**Stated goal**
Using the listing below, report all lines holding the word "méthode".

begin Records provided

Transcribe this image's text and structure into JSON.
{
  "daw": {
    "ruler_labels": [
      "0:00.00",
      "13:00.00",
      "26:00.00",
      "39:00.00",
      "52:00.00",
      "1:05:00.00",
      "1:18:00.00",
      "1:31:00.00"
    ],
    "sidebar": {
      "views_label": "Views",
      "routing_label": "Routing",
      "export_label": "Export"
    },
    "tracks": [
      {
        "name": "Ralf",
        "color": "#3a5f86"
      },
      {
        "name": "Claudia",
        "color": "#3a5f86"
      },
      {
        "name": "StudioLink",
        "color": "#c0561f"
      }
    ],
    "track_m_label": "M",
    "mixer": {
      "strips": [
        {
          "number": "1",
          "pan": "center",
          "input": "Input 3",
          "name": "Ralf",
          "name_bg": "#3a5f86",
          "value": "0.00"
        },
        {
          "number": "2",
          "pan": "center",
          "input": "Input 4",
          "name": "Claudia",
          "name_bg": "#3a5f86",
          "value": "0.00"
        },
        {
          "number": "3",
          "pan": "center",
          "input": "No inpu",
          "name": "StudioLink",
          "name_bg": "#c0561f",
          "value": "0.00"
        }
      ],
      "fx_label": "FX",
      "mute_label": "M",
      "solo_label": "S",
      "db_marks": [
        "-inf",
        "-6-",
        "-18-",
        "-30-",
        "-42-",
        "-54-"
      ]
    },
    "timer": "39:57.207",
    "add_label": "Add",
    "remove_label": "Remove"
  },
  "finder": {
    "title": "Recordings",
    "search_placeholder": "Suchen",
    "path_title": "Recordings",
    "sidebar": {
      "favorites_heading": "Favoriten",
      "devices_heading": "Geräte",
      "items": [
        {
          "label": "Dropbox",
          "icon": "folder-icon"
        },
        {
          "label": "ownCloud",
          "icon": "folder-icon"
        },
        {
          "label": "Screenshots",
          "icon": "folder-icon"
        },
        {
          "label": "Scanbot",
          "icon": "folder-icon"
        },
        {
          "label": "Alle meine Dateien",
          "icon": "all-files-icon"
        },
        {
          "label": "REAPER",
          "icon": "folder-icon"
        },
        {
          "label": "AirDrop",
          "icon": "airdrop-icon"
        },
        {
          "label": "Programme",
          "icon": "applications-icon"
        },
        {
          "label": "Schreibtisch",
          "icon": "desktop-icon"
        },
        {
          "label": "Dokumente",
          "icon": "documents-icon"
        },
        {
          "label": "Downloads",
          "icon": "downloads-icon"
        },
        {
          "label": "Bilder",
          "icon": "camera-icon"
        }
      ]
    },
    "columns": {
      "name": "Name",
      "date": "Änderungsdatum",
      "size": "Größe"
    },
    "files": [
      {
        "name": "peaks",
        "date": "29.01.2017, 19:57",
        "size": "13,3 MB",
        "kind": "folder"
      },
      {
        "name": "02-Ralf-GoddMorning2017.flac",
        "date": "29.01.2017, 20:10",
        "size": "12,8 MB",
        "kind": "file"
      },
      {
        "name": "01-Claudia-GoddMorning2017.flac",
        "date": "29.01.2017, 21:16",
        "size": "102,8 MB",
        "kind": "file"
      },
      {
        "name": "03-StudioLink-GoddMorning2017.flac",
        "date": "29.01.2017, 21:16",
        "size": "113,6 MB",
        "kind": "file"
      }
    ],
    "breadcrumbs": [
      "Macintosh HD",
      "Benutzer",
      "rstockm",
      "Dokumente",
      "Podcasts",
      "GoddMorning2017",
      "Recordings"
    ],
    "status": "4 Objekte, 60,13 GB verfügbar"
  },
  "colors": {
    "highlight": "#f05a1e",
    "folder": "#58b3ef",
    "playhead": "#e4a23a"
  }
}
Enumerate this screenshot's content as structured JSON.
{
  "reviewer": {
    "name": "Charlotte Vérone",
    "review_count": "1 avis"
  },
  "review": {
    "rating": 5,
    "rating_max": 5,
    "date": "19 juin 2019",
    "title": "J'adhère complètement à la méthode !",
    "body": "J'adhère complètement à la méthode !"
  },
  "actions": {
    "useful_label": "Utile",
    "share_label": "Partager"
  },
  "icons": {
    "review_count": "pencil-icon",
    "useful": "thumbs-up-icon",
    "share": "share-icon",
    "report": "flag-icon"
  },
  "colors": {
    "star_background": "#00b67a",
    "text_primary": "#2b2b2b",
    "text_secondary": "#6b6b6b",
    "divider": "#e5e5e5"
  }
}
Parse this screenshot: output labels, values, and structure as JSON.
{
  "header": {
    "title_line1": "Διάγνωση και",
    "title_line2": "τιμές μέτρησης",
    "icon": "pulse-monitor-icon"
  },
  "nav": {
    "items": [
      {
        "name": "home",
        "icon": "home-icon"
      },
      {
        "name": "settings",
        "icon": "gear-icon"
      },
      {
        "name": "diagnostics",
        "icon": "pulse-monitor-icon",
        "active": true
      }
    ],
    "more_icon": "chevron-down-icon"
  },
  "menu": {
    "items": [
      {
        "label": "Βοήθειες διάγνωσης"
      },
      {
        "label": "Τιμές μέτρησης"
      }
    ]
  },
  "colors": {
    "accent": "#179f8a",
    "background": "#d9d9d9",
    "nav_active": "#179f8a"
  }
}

end Records provided

**Solution for this task**
    "title": "J'adhère complètement à la méthode !",
    "body": "J'adhère complètement à la méthode !"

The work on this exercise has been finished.